Provided data:
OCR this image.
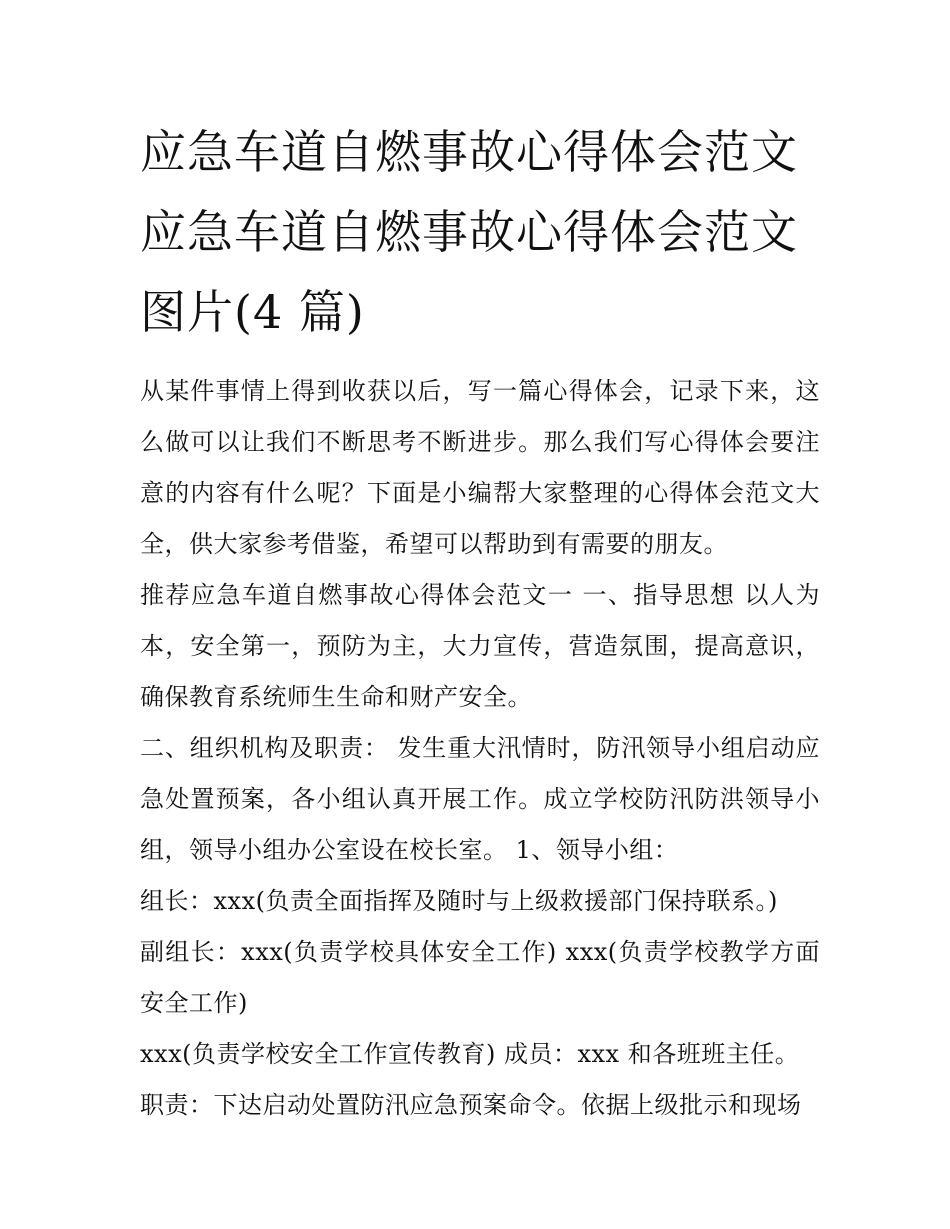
应急车道自燃事故心得体会范文 应急车道自燃事故心得体会范文图片(4 篇)

从某件事情上得到收获以后，写一篇心得体会，记录下来，这么做可以让我们不断思考不断进步。那么我们写心得体会要注意的内容有什么呢？下面是小编帮大家整理的心得体会范文大全，供大家参考借鉴，希望可以帮助到有需要的朋友。

推荐应急车道自燃事故心得体会范文一 一、指导思想 以人为本，安全第一，预防为主，大力宣传，营造氛围，提高意识，确保教育系统师生生命和财产安全。

二、组织机构及职责： 发生重大汛情时，防汛领导小组启动应急处置预案，各小组认真开展工作。成立学校防汛防洪领导小组，领导小组办公室设在校长室。 1、领导小组：

组长：xxx(负责全面指挥及随时与上级救援部门保持联系。)

副组长：xxx(负责学校具体安全工作) xxx(负责学校教学方面安全工作)

xxx(负责学校安全工作宣传教育) 成员：xxx 和各班班主任。

职责：下达启动处置防汛应急预案命令。依据上级批示和现场
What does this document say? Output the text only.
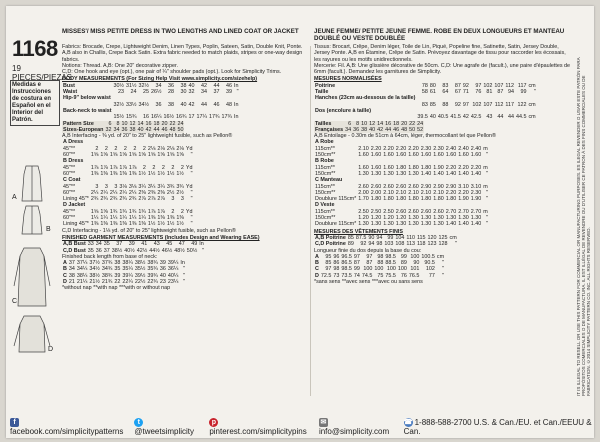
1168
19 PIECES/PIEZAS
Medidas e Instrucciones de costura en Español en el Interior del Patrón.
A
B
C
D
MISSES'/ MISS PETITE DRESS IN TWO LENGTHS AND LINED COAT OR JACKET JEUNE FEMME/ PETITE JEUNE FEMME. ROBE EN DEUX LONGUEURS ET MANTEAU DOUBLÉ OU VESTE DOUBLÉE
Fabrics: Brocade, Crepe, Lightweight Denim, Linen Types, Poplin, Sateen, Satin, Double Knit, Ponte. A,B also in Challis, Crepe Back Satin. Extra fabric needed to match plaids, stripes or one-way design fabrics.
Notions: Thread. A,B: One 20" decorative zipper.
C,D: One hook and eye (opt.), one pair of ¼" shoulder pads (opt.). Look for Simplicity Trims.
BODY MEASUREMENTS (For Sizing Help Visit www.simplicity.com/sizehelp)
Bust	30½	31½	32½	34	36	38	40	42	44	46	In
Waist	23	24	25	26½	28	30	32	34	37	39	"
Hip-9" below waist											
	32½	33½	34½	36	38	40	42	44	46	48	In
Back-neck to waist											
	15½	15¾	16	16¼	16½	16¾	17	17¼	17¾	17¾	In
Pattern Size	6	8	10	12	14	16	18	20	22	24
Sizes-European	32	34	36	38	40	42	44	46	48	50
A,B Interfacing - ⅜ yd. of 20" to 25" lightweight fusible, such as Pellon®
A Dress											
45"**	2	2	2	2	2	2	2⅛	2⅛	2⅛	2⅛	Yd
60"**	1⅝	1⅝	1⅝	1⅝	1⅝	1⅝	1⅝	1⅝	1⅝	1⅝	"
B Dress											
45"**	1⅞	1⅞	1⅞	1⅞	1⅞	2	2	2	2	2	Yd
60"**	1⅜	1⅜	1⅜	1⅜	1⅜	1½	1½	1½	1½	1½	"
C Coat											
45"**	3	3	3	3⅛	3⅛	3¼	3¼	3¼	3¾	3¾	Yd
60"**	2¼	2¼	2¼	2¼	2¼	2⅜	2⅜	2⅜	2½	2½	"
Lining 45"*	2¾	2¾	2¾	2¾	2¾	2⅞	2⅞	2⅞	3	3	"
D Jacket											
45"**	1⅝	1⅝	1¾	1¾	1¾	1¾	1⅞	1⅞	2	2	Yd
60"**	1¼	1¼	1¼	1¼	1¼	1¼	1⅜	1⅜	1⅜	1⅜	"
Lining 45"*	1⅜	1⅜	1⅜	1⅜	1⅜	1⅜	1½	1½	1½	1½	"
C,D Interfacing - 1⅛ yd. of 20" to 25" lightweight fusible, such as Pellon®
FINISHED GARMENT MEASUREMENTS (Includes Design and Wearing EASE)
A,B Bust	33	34	35	37	39	41	43	45	47	49	In
C,D Bust	35	36	37	38½	40½	42½	44½	46½	48½	50½	"
Finished back length from base of neck:
A	37	37¼	37½	37¾	38	38¼	38½	38¾	39	39¼	In
B	34	34¼	34½	34¾	35	35¼	35½	35¾	36	36¼	"
C	38	38¼	38½	38¾	39	39¼	39½	39¾	40	40¼	"
D	21	21¼	21½	21¾	22	22¼	22½	22¾	23	23¼	"
*without nap **with nap ***with or without nap
Tissus: Brocart, Crêpe, Denim léger, Toile de Lin, Piqué, Popeline fine, Satinette, Satin, Jersey Double, Jersey Ponte. A,B en Étamine, Crêpe de Satin. Prévoyez davantage de tissu pour raccorder les écossais, les rayures ou les motifs unidirectionnels.
Mercerie: Fil. A,B: Une glissière décorative de 50cm. C,D: Une agrafe de (facult.), une paire d'épaulettes de 6mm (facult.). Demandez les garnitures de Simplicity.
MESURES NORMALISÉES
Poitrine	78	80	83	87	92	97	102	107	112	117	cm
Taille	58	61	64	67	71	76	81	87	94	99	"
Hanches (23cm au-dessous de la taille)											
	83	85	88	92	97	102	107	112	117	122	cm
Dos (encolure à taille)											
	39.5	40	40.5	41.5	42	42.5	43	44	44	44.5	cm
Tailles	6	8	10	12	14	16	18	20	22	24
Françaises	34	36	38	40	42	44	46	48	50	52
A,B Entoilage - 0.30m de 51cm à 64cm, léger, thermocollant tel que Pellon®
A Robe											
115cm**	2.10	2.20	2.20	2.20	2.20	2.30	2.30	2.40	2.40	2.40	m
150cm**	1.60	1.60	1.60	1.60	1.60	1.60	1.60	1.60	1.60	1.60	"
B Robe											
115cm**	1.60	1.60	1.60	1.80	1.80	1.80	1.90	2.20	2.20	2.20	m
150cm**	1.30	1.30	1.30	1.30	1.30	1.40	1.40	1.40	1.40	1.40	"
C Manteau											
115cm**	2.60	2.60	2.60	2.60	2.60	2.90	2.90	2.90	3.10	3.10	m
150cm**	2.00	2.00	2.10	2.10	2.10	2.10	2.10	2.20	2.20	2.30	"
Doublure 115cm*	1.70	1.80	1.80	1.80	1.80	1.80	1.80	1.80	1.90	1.90	"
D Veste											
115cm**	2.50	2.50	2.50	2.60	2.60	2.60	2.60	2.70	2.70	2.70	m
150cm**	1.20	1.20	1.20	1.20	1.30	1.30	1.30	1.30	1.30	1.30	"
Doublure 115cm*	1.30	1.30	1.30	1.30	1.30	1.30	1.30	1.40	1.40	1.40	"
MESURES DES VÊTEMENTS FINIS
A,B Poitrine	85	87.5	90	94	99	104	110	115	120	125	cm
C,D Poitrine	89	92	94	98	103	108	113	118	123	128	"
Longueur finie du dos depuis la base du cou:
A	95	96	96.5	97	97	98	98.5	99	100	100.5	cm
B	85	86	86.5	87	87	88	88.5	89	90	90.5	"
C	97	98	98.5	99	100	100	100	100	101	102	"
D	72.5	73	73.5	74	74.5	75	75.5	76	76.5	77	"
*sans sens **avec sens ***avec ou sans sens	IT IS ILLEGAL TO RESELL OR USE THIS PATTERN FOR COMMERCIAL OR MANUFACTURING PURPOSES. ES ILEGAL REVENDER O USAR ESTE PATRÓN PARA PROPÓSITOS COMERCIALES O DE MANUFACTURA. IL EST ILLÉGAL DE REVENDRE OU D'UTILISER CE PATRON À DES FINS COMMERCIALES OU DE FABRICATION. ©2014 SIMPLICITY PATTERN CO. INC. ALL RIGHTS RESERVED.
ffacebook.com/simplicitypatterns
t@tweetsimplicity
ppinterest.com/simplicitypins
✉info@simplicity.com
☎ 1-888-588-2700 U.S. & Can./EU. et Can./EEUU & Can.
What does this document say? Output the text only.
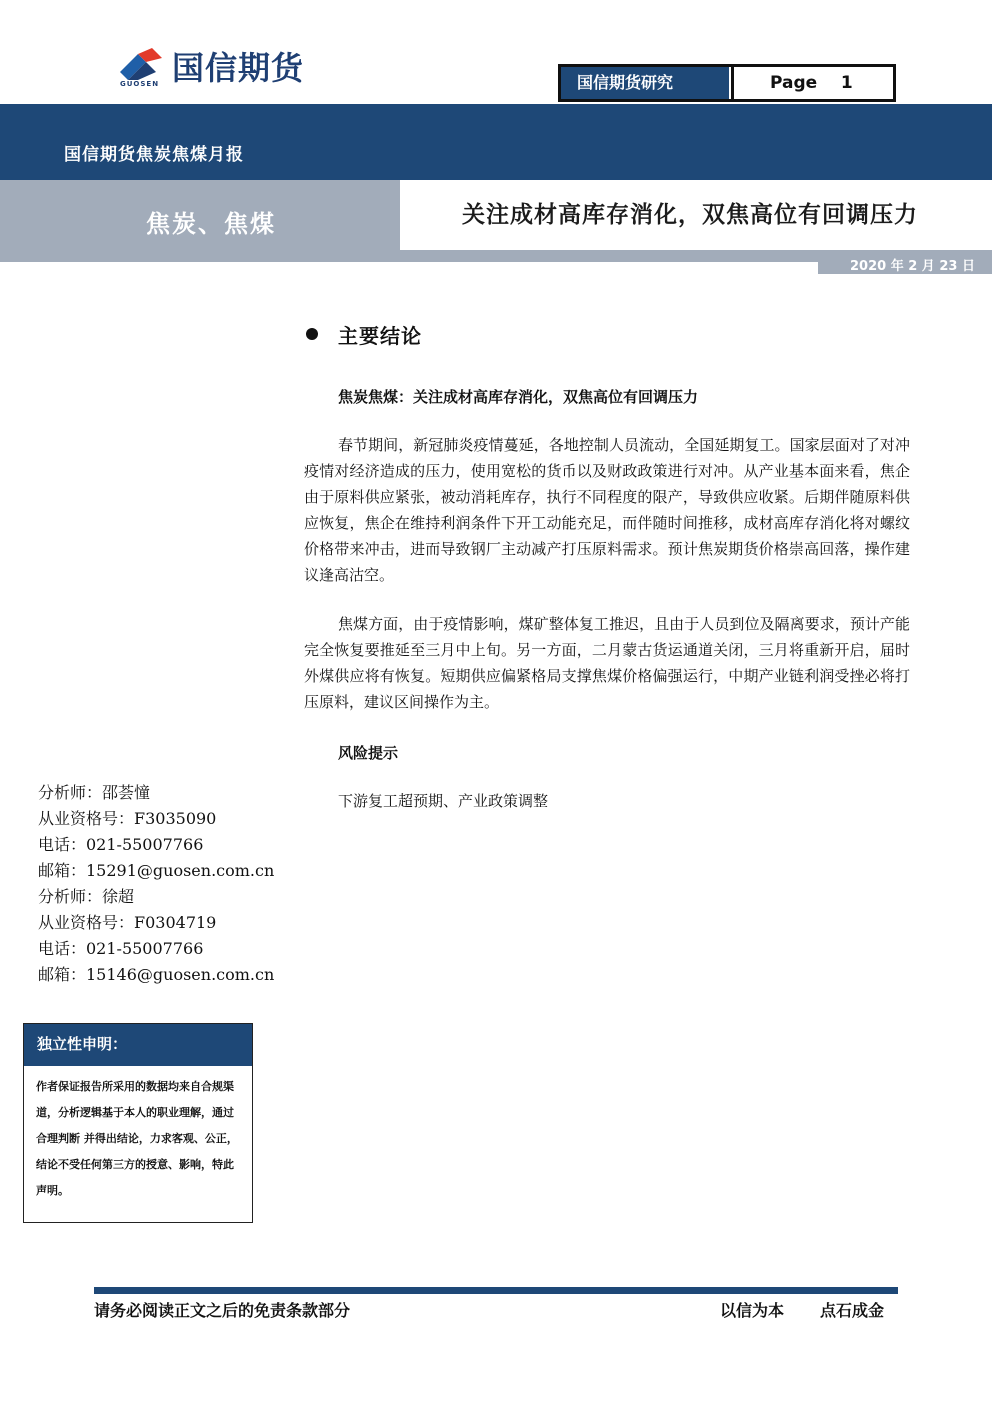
GUOSEN 国信期货	国信期货研究	Page 1
国信期货焦炭焦煤月报
焦炭、焦煤	关注成材高库存消化，双焦高位有回调压力
2020 年 2 月 23 日
主要结论
焦炭焦煤：关注成材高库存消化，双焦高位有回调压力

春节期间，新冠肺炎疫情蔓延，各地控制人员流动，全国延期复工。国家层面对了对冲疫情对经济造成的压力，使用宽松的货币以及财政政策进行对冲。从产业基本面来看，焦企由于原料供应紧张，被动消耗库存，执行不同程度的限产，导致供应收紧。后期伴随原料供应恢复，焦企在维持利润条件下开工动能充足，而伴随时间推移，成材高库存消化将对螺纹价格带来冲击，进而导致钢厂主动减产打压原料需求。预计焦炭期货价格崇高回落，操作建议逢高沽空。

焦煤方面，由于疫情影响，煤矿整体复工推迟，且由于人员到位及隔离要求，预计产能完全恢复要推延至三月中上旬。另一方面，二月蒙古货运通道关闭，三月将重新开启，届时外煤供应将有恢复。短期供应偏紧格局支撑焦煤价格偏强运行，中期产业链利润受挫必将打压原料，建议区间操作为主。

风险提示
下游复工超预期、产业政策调整

分析师：邵荟憧

从业资格号：F3035090

电话：021-55007766

邮箱：15291@guosen.com.cn

分析师：徐超

从业资格号：F0304719

电话：021-55007766

邮箱：15146@guosen.com.cn

独立性申明：

作者保证报告所采用的数据均来自合规渠道，分析逻辑基于本人的职业理解，通过合理判断 并得出结论，力求客观、公正，结论不受任何第三方的授意、影响，特此声明。

请务必阅读正文之后的免责条款部分	以信为本 点石成金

Written instruction:
Collect each line containing the string "neck".

Answer to the exercise:
Back-neck to waist											
Finished back length from base of neck:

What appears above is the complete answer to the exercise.